>>

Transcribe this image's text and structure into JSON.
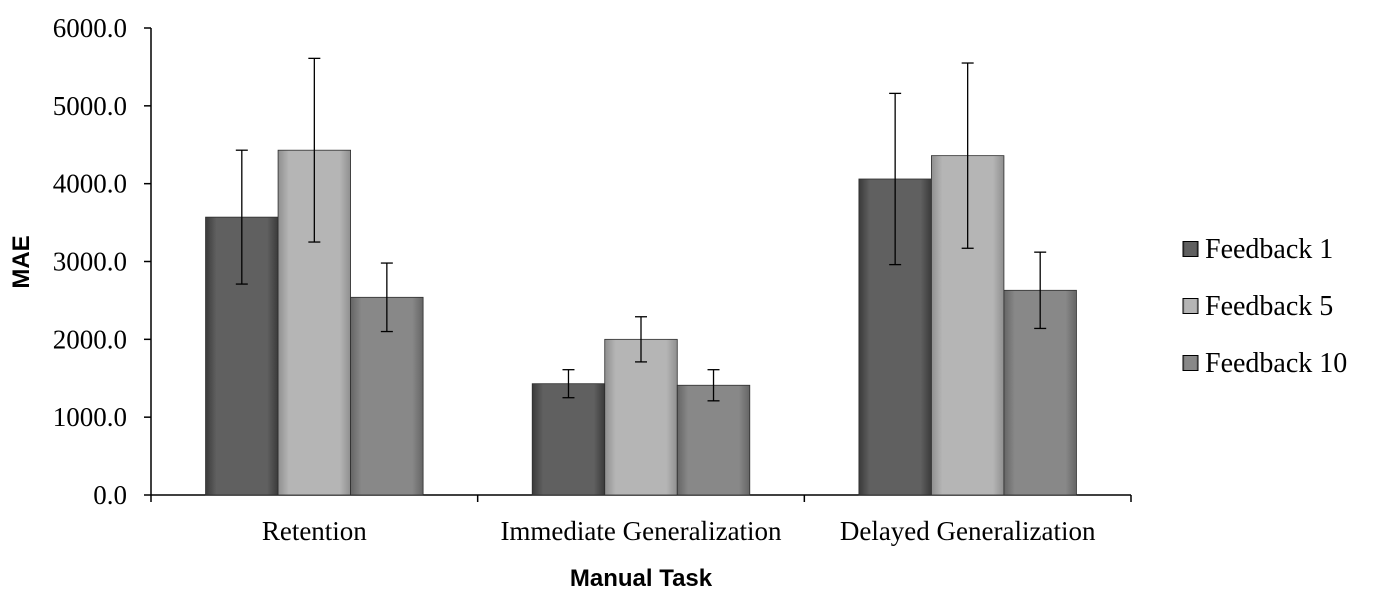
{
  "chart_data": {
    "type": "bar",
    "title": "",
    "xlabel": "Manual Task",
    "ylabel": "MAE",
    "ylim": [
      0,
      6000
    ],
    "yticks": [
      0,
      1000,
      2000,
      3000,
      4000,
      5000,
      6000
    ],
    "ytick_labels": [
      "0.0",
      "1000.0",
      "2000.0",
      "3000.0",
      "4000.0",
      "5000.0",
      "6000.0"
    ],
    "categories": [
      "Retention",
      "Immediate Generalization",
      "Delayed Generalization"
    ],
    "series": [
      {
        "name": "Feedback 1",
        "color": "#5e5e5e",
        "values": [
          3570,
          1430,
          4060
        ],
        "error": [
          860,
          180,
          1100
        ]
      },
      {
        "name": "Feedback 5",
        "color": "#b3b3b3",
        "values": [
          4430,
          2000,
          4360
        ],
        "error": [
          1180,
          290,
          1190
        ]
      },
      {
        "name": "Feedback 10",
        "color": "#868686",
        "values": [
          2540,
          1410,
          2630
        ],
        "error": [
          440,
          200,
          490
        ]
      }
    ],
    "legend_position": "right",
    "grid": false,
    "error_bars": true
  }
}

<<

Give nothing but the count of lines in the listing above that hold the string "color".

3